Repeat every line of the data exactly, but not the pictures.

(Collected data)
- - - - - - -
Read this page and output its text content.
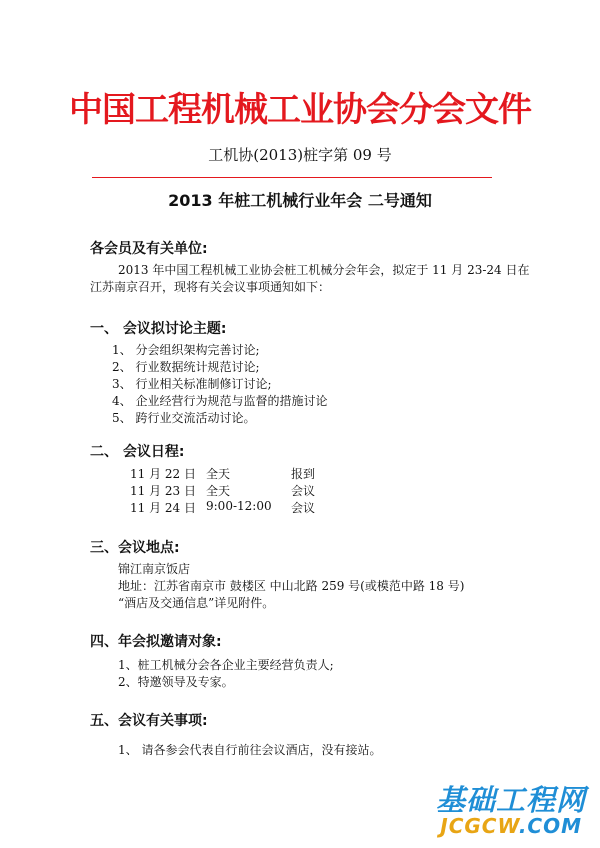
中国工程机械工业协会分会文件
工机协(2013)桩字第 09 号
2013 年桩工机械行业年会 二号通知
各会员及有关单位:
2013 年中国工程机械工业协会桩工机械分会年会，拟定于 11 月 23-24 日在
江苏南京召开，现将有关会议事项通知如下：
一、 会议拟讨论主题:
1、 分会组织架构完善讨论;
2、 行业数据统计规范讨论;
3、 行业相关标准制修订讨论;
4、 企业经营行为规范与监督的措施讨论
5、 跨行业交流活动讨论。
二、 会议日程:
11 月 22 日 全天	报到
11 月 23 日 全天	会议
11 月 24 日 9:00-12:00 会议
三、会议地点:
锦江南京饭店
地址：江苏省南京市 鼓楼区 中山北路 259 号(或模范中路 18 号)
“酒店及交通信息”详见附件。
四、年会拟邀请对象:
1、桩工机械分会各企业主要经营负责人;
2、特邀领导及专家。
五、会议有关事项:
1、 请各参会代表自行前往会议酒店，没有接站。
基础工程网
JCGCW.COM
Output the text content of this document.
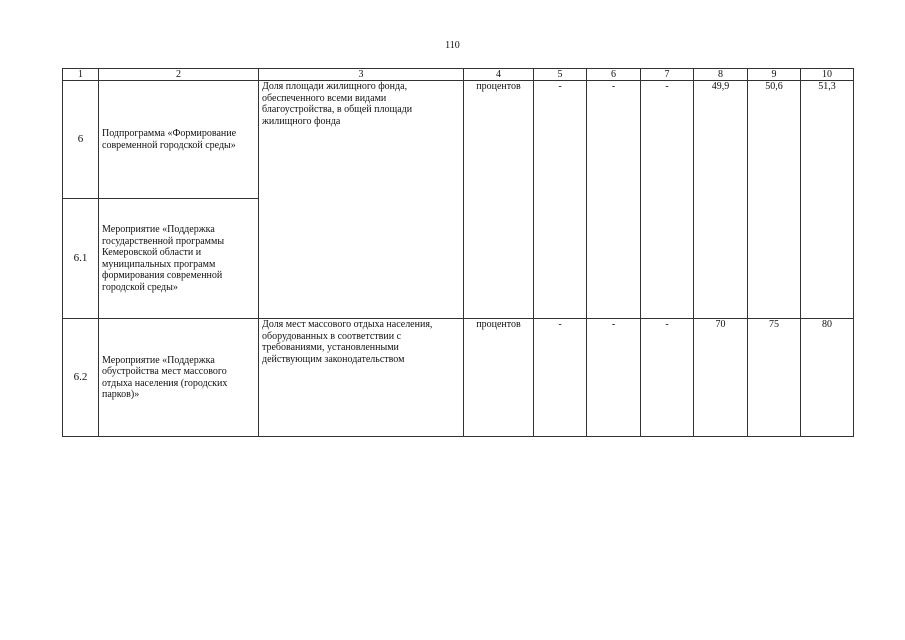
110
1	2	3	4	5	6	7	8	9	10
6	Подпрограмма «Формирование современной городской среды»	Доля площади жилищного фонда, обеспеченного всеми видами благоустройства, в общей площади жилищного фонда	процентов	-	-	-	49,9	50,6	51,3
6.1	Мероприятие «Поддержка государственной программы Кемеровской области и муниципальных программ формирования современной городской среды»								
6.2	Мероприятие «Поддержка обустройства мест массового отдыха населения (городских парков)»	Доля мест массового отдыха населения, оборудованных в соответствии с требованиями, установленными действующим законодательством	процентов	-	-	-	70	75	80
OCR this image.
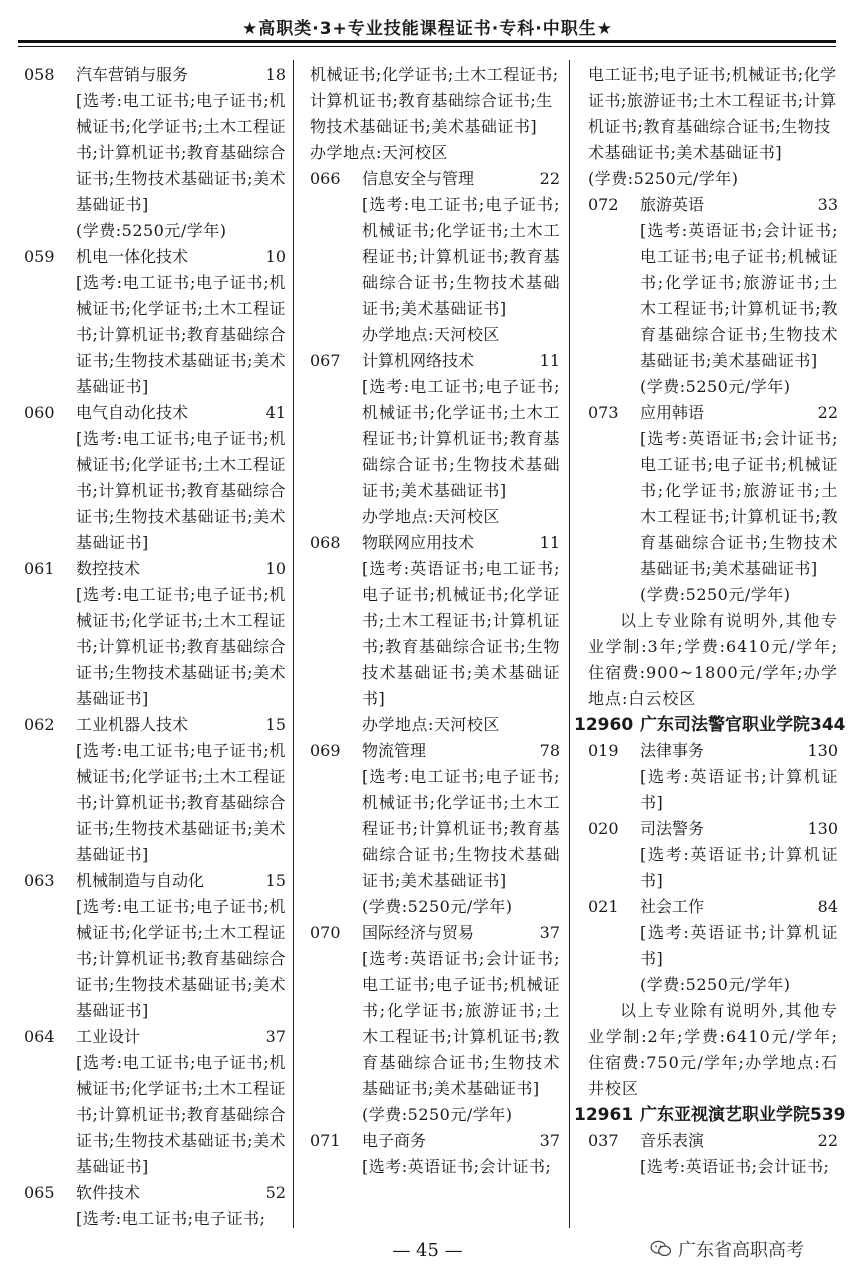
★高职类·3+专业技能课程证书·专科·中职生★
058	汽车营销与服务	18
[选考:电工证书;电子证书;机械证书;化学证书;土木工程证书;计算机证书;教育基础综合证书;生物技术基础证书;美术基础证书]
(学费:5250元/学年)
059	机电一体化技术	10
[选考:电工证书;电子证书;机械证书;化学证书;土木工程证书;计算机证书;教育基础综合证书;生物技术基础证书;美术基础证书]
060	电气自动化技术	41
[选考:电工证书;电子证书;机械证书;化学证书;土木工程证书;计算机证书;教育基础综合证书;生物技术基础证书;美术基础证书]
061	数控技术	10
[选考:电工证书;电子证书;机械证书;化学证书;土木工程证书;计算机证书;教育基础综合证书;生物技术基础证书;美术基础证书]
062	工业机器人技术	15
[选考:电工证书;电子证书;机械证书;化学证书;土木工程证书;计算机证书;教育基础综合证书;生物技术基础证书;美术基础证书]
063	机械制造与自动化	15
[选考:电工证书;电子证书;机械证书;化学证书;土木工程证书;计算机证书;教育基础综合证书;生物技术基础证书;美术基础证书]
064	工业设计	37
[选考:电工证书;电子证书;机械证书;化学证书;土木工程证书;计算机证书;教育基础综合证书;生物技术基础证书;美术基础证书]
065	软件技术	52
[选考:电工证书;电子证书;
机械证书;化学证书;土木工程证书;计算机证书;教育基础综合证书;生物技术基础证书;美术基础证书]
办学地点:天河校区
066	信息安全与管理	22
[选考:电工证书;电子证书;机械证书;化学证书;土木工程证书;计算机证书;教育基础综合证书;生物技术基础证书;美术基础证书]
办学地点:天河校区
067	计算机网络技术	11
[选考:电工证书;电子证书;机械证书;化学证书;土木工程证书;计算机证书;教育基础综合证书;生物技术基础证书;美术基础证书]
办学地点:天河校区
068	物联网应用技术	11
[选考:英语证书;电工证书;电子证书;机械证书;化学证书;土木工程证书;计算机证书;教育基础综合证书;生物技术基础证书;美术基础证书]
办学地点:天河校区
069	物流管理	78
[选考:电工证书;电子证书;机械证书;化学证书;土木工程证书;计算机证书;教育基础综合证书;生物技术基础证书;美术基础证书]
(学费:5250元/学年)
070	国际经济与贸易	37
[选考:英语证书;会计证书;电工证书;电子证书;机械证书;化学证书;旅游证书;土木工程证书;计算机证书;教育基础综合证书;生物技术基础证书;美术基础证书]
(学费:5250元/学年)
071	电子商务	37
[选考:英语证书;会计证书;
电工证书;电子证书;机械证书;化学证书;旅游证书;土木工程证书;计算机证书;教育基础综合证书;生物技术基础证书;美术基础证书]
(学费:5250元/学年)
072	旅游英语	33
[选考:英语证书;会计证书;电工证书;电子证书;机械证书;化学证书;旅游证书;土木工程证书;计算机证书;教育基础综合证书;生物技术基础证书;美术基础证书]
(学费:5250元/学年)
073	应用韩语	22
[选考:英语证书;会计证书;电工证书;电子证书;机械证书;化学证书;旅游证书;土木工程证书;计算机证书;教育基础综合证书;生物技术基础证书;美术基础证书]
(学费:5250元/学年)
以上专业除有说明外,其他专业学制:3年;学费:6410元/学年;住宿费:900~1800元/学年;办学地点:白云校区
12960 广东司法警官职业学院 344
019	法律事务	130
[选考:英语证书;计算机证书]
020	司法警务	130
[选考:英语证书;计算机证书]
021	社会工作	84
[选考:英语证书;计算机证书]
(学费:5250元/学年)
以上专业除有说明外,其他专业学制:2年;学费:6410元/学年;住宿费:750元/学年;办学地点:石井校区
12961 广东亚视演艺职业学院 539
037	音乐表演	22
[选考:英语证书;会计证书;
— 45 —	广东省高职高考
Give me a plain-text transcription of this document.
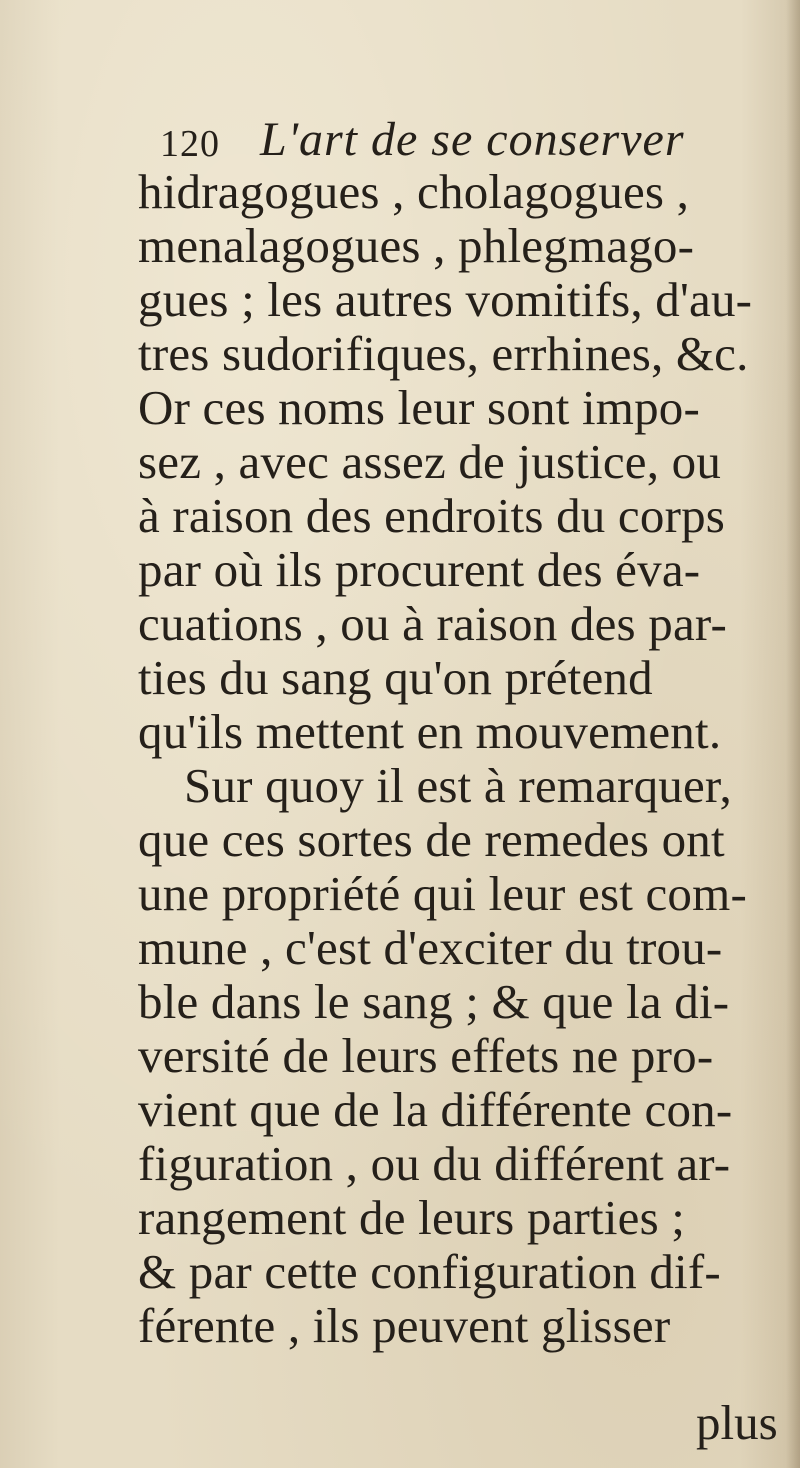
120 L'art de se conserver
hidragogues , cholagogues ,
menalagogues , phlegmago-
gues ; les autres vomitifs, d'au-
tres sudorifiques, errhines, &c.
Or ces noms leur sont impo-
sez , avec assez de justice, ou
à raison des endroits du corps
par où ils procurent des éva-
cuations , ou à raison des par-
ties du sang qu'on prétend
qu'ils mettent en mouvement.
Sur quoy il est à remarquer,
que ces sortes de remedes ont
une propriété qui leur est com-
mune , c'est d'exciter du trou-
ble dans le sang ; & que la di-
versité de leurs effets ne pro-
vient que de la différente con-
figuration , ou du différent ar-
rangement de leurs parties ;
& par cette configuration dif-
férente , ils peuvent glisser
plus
- - - - - - -
Task response
Read this page and output its text content.
中国工程机械工业协会分会文件
工机协(2013)桩字第 09 号
2013 年桩工机械行业年会 二号通知
各会员及有关单位:
2013 年中国工程机械工业协会桩工机械分会年会，拟定于 11 月 23-24 日在
江苏南京召开，现将有关会议事项通知如下：
一、 会议拟讨论主题:
1、 分会组织架构完善讨论;
2、 行业数据统计规范讨论;
3、 行业相关标准制修订讨论;
4、 企业经营行为规范与监督的措施讨论
5、 跨行业交流活动讨论。
二、 会议日程:
11 月 22 日 全天	报到
11 月 23 日 全天	会议
11 月 24 日 9:00-12:00 会议
三、会议地点:
锦江南京饭店
地址：江苏省南京市 鼓楼区 中山北路 259 号(或模范中路 18 号)
“酒店及交通信息”详见附件。
四、年会拟邀请对象:
1、桩工机械分会各企业主要经营负责人;
2、特邀领导及专家。
五、会议有关事项:
1、 请各参会代表自行前往会议酒店，没有接站。
基础工程网
JCGCW.COM
Output the text content of this document.
110
1	2	3	4	5	6	7	8	9	10
6	Подпрограмма «Формирование современной городской среды»	Доля площади жилищного фонда, обеспеченного всеми видами благоустройства, в общей площади жилищного фонда	процентов	-	-	-	49,9	50,6	51,3
6.1	Мероприятие «Поддержка государственной программы Кемеровской области и муниципальных программ формирования современной городской среды»								
6.2	Мероприятие «Поддержка обустройства мест массового отдыха населения (городских парков)»	Доля мест массового отдыха населения, оборудованных в соответствии с требованиями, установленными действующим законодательством	процентов	-	-	-	70	75	80
OCR this image.
★高职类·3+专业技能课程证书·专科·中职生★
058	汽车营销与服务	18
[选考:电工证书;电子证书;机械证书;化学证书;土木工程证书;计算机证书;教育基础综合证书;生物技术基础证书;美术基础证书]
(学费:5250元/学年)
059	机电一体化技术	10
[选考:电工证书;电子证书;机械证书;化学证书;土木工程证书;计算机证书;教育基础综合证书;生物技术基础证书;美术基础证书]
060	电气自动化技术	41
[选考:电工证书;电子证书;机械证书;化学证书;土木工程证书;计算机证书;教育基础综合证书;生物技术基础证书;美术基础证书]
061	数控技术	10
[选考:电工证书;电子证书;机械证书;化学证书;土木工程证书;计算机证书;教育基础综合证书;生物技术基础证书;美术基础证书]
062	工业机器人技术	15
[选考:电工证书;电子证书;机械证书;化学证书;土木工程证书;计算机证书;教育基础综合证书;生物技术基础证书;美术基础证书]
063	机械制造与自动化	15
[选考:电工证书;电子证书;机械证书;化学证书;土木工程证书;计算机证书;教育基础综合证书;生物技术基础证书;美术基础证书]
064	工业设计	37
[选考:电工证书;电子证书;机械证书;化学证书;土木工程证书;计算机证书;教育基础综合证书;生物技术基础证书;美术基础证书]
065	软件技术	52
[选考:电工证书;电子证书;
机械证书;化学证书;土木工程证书;计算机证书;教育基础综合证书;生物技术基础证书;美术基础证书]
办学地点:天河校区
066	信息安全与管理	22
[选考:电工证书;电子证书;机械证书;化学证书;土木工程证书;计算机证书;教育基础综合证书;生物技术基础证书;美术基础证书]
办学地点:天河校区
067	计算机网络技术	11
[选考:电工证书;电子证书;机械证书;化学证书;土木工程证书;计算机证书;教育基础综合证书;生物技术基础证书;美术基础证书]
办学地点:天河校区
068	物联网应用技术	11
[选考:英语证书;电工证书;电子证书;机械证书;化学证书;土木工程证书;计算机证书;教育基础综合证书;生物技术基础证书;美术基础证书]
办学地点:天河校区
069	物流管理	78
[选考:电工证书;电子证书;机械证书;化学证书;土木工程证书;计算机证书;教育基础综合证书;生物技术基础证书;美术基础证书]
(学费:5250元/学年)
070	国际经济与贸易	37
[选考:英语证书;会计证书;电工证书;电子证书;机械证书;化学证书;旅游证书;土木工程证书;计算机证书;教育基础综合证书;生物技术基础证书;美术基础证书]
(学费:5250元/学年)
071	电子商务	37
[选考:英语证书;会计证书;
电工证书;电子证书;机械证书;化学证书;旅游证书;土木工程证书;计算机证书;教育基础综合证书;生物技术基础证书;美术基础证书]
(学费:5250元/学年)
072	旅游英语	33
[选考:英语证书;会计证书;电工证书;电子证书;机械证书;化学证书;旅游证书;土木工程证书;计算机证书;教育基础综合证书;生物技术基础证书;美术基础证书]
(学费:5250元/学年)
073	应用韩语	22
[选考:英语证书;会计证书;电工证书;电子证书;机械证书;化学证书;旅游证书;土木工程证书;计算机证书;教育基础综合证书;生物技术基础证书;美术基础证书]
(学费:5250元/学年)
以上专业除有说明外,其他专业学制:3年;学费:6410元/学年;住宿费:900~1800元/学年;办学地点:白云校区
12960 广东司法警官职业学院 344
019	法律事务	130
[选考:英语证书;计算机证书]
020	司法警务	130
[选考:英语证书;计算机证书]
021	社会工作	84
[选考:英语证书;计算机证书]
(学费:5250元/学年)
以上专业除有说明外,其他专业学制:2年;学费:6410元/学年;住宿费:750元/学年;办学地点:石井校区
12961 广东亚视演艺职业学院 539
037	音乐表演	22
[选考:英语证书;会计证书;
— 45 —	广东省高职高考
Give me a plain-text transcription of this document.
120 L'art de se conserver
hidragogues , cholagogues ,
menalagogues , phlegmago-
gues ; les autres vomitifs, d'au-
tres sudorifiques, errhines, &c.
Or ces noms leur sont impo-
sez , avec assez de justice, ou
à raison des endroits du corps
par où ils procurent des éva-
cuations , ou à raison des par-
ties du sang qu'on prétend
qu'ils mettent en mouvement.
Sur quoy il est à remarquer,
que ces sortes de remedes ont
une propriété qui leur est com-
mune , c'est d'exciter du trou-
ble dans le sang ; & que la di-
versité de leurs effets ne pro-
vient que de la différente con-
figuration , ou du différent ar-
rangement de leurs parties ;
& par cette configuration dif-
férente , ils peuvent glisser
plus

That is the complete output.